-- What is asked --
Filter the data for lines with the word "JSON", then copy every line so identified.

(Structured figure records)
## start

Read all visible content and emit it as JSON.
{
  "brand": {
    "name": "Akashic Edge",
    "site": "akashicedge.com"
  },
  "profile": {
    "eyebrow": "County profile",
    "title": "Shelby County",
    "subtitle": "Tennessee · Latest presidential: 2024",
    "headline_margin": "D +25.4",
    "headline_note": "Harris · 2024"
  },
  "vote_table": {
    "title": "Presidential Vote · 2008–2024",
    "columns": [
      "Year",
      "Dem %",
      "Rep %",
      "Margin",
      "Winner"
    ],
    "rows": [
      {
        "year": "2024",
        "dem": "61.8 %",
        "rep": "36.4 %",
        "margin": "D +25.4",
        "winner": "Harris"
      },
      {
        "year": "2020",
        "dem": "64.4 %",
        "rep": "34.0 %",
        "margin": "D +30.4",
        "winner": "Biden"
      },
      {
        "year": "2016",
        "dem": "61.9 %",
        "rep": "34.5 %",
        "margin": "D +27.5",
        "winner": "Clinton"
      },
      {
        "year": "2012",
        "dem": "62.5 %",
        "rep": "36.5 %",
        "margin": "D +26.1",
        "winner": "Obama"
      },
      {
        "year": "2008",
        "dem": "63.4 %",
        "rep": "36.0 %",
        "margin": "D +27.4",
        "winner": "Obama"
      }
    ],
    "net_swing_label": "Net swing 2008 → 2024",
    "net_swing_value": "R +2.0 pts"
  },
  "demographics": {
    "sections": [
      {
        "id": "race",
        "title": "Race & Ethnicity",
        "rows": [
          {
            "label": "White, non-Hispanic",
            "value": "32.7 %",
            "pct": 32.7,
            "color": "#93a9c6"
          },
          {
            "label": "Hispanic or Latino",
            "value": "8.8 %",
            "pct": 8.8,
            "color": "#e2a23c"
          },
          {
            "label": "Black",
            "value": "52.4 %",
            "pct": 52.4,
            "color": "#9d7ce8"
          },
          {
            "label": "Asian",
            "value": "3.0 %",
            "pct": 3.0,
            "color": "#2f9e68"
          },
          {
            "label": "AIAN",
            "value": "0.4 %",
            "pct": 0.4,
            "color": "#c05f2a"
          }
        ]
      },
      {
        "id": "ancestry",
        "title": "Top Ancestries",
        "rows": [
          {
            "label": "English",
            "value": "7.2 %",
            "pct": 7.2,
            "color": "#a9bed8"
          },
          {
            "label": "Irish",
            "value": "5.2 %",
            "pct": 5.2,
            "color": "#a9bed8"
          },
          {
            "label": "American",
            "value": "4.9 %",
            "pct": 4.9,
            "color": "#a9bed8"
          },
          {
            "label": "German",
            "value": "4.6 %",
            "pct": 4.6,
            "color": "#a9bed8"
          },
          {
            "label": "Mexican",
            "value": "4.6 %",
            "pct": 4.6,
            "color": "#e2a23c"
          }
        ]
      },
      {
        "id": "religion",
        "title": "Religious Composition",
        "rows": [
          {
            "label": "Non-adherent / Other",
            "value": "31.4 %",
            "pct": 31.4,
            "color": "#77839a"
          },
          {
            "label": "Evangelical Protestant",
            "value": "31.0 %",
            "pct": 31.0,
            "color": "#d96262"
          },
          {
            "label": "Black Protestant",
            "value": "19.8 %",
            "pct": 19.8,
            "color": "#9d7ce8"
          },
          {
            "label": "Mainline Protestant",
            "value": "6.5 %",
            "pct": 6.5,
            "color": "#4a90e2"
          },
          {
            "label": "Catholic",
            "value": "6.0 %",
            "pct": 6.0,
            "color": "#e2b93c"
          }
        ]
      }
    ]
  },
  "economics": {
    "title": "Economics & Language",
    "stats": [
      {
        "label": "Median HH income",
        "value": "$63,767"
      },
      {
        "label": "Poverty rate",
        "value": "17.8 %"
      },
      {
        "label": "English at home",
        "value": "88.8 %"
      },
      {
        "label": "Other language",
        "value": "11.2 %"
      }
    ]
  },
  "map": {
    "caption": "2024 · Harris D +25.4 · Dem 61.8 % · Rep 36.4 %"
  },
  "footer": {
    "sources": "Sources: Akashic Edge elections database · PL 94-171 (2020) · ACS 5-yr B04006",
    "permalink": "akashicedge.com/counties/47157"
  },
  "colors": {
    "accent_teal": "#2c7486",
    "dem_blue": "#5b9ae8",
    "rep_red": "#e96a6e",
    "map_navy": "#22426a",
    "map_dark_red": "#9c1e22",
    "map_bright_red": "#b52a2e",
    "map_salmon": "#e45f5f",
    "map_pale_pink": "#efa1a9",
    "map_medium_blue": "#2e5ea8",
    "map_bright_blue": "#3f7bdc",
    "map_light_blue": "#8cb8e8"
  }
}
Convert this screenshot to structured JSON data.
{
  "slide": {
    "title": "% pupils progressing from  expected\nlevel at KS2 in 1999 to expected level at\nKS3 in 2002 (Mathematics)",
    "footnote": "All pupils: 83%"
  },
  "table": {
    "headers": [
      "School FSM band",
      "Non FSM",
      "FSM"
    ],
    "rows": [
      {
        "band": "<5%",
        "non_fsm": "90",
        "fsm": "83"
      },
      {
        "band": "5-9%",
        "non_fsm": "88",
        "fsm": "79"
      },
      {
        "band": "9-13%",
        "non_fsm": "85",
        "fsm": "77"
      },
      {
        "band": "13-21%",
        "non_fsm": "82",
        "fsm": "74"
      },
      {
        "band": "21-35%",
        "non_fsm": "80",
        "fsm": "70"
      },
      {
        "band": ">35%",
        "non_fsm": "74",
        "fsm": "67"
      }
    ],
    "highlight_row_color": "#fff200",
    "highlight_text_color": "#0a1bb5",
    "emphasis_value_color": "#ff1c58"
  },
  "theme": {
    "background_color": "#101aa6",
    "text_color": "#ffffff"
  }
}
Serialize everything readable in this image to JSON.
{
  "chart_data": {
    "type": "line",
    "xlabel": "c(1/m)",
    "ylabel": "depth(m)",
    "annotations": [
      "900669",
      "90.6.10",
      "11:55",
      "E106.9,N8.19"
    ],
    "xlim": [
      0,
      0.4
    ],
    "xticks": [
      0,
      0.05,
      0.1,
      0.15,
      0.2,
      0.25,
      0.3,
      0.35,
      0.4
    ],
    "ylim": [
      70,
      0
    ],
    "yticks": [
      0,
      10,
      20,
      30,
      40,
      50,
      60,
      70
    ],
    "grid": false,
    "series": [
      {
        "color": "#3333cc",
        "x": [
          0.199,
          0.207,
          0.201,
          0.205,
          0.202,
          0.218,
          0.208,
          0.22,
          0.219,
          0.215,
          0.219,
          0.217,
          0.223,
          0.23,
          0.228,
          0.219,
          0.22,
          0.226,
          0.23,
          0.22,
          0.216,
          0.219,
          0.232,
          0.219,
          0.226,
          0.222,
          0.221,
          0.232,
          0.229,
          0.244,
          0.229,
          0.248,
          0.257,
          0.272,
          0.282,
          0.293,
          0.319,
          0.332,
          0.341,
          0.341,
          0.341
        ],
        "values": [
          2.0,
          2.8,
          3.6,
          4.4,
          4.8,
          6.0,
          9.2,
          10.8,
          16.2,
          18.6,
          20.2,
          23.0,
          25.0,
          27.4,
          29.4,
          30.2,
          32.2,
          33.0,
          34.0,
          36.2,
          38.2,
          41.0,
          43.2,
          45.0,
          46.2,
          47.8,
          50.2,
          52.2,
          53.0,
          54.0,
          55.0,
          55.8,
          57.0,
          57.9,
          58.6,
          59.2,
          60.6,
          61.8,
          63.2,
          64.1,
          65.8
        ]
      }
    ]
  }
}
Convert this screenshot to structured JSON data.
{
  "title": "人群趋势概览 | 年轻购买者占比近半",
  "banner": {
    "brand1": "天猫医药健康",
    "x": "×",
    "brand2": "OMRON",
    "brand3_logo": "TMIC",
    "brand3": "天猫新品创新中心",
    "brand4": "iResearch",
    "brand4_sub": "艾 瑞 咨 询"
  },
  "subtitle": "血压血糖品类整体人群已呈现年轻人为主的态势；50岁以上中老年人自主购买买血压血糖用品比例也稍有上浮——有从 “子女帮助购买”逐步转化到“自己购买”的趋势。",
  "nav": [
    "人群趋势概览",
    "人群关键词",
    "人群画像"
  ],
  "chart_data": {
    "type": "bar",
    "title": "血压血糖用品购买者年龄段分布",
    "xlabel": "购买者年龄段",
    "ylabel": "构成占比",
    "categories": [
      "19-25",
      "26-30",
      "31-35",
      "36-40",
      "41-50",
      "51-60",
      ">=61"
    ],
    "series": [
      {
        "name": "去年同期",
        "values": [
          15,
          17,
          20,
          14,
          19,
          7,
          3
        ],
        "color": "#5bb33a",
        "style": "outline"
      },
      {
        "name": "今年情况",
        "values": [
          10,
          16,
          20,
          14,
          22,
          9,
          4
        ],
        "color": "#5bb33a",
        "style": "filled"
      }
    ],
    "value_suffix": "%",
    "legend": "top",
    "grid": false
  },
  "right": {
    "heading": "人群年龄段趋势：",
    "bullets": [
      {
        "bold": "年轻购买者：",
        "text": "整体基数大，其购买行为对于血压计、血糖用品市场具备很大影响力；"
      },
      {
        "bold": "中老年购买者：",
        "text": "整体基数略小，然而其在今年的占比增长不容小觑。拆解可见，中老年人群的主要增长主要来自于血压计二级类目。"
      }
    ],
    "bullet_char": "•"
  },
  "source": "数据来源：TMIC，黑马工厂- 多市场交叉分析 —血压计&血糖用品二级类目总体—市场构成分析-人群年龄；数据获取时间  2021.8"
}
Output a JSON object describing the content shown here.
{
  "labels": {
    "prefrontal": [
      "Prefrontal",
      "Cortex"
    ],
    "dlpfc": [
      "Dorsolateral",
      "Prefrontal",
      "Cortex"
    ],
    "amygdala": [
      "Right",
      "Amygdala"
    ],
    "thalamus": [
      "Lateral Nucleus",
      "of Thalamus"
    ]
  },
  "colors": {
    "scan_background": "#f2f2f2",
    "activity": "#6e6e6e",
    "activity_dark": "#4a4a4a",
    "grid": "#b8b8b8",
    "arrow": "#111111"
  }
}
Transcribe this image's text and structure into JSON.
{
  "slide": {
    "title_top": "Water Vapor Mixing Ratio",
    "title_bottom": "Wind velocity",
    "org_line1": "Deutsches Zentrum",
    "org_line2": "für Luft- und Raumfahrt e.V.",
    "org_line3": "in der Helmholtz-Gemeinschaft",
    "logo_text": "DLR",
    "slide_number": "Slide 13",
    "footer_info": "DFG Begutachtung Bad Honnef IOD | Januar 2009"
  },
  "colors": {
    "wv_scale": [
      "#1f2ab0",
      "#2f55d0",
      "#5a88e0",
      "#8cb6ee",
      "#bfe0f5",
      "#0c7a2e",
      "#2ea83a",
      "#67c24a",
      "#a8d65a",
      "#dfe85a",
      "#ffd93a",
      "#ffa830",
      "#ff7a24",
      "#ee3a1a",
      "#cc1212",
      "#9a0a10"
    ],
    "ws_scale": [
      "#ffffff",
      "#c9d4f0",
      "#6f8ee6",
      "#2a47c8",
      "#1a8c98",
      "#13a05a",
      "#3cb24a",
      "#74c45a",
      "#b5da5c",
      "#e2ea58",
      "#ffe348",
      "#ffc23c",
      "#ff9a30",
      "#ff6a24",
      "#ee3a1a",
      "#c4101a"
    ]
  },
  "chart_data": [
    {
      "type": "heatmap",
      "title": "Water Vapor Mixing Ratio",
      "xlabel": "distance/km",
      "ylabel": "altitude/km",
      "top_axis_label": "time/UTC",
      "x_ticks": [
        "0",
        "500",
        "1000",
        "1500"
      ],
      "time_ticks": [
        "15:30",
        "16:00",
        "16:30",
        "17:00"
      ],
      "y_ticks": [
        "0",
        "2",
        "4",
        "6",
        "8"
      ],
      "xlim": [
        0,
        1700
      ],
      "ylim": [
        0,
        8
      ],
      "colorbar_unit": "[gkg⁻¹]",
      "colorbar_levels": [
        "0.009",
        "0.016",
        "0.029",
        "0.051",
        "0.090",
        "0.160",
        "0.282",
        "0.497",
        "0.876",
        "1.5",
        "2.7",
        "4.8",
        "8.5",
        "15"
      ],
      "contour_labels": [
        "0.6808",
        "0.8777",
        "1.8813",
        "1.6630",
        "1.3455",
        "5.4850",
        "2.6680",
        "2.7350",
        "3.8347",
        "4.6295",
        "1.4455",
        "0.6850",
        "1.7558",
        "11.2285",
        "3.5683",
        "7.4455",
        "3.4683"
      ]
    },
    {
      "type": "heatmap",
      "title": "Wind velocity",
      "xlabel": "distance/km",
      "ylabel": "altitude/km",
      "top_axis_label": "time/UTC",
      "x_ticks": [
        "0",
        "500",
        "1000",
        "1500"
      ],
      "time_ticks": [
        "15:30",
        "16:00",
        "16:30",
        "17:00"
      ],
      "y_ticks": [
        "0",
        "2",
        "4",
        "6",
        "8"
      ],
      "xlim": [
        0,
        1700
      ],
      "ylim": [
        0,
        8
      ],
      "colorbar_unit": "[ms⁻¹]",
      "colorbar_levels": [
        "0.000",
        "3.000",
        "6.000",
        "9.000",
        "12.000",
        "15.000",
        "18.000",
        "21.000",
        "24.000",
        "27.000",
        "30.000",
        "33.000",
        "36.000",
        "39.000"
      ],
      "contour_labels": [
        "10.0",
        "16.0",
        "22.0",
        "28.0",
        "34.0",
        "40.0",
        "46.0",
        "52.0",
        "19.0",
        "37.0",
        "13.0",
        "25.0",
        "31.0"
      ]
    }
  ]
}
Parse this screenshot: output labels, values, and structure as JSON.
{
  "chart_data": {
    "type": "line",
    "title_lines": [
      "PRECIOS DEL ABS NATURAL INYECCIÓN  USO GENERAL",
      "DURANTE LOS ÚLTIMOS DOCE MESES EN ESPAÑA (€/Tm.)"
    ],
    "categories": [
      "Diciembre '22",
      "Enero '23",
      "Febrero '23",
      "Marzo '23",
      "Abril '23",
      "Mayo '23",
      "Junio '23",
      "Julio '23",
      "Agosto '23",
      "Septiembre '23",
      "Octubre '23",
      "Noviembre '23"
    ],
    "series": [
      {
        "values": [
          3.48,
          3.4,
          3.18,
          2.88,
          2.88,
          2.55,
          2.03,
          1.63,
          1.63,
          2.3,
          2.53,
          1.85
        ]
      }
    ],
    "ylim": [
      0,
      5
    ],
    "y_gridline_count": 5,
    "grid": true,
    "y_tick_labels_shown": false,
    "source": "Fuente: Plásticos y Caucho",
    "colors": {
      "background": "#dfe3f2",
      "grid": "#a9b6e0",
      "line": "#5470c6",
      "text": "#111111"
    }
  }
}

## end

-- Task solution --
Read all visible content and emit it as JSON.
Convert this screenshot to structured JSON data.
Serialize everything readable in this image to JSON.
Convert this screenshot to structured JSON data.
Output a JSON object describing the content shown here.
Transcribe this image's text and structure into JSON.
Parse this screenshot: output labels, values, and structure as JSON.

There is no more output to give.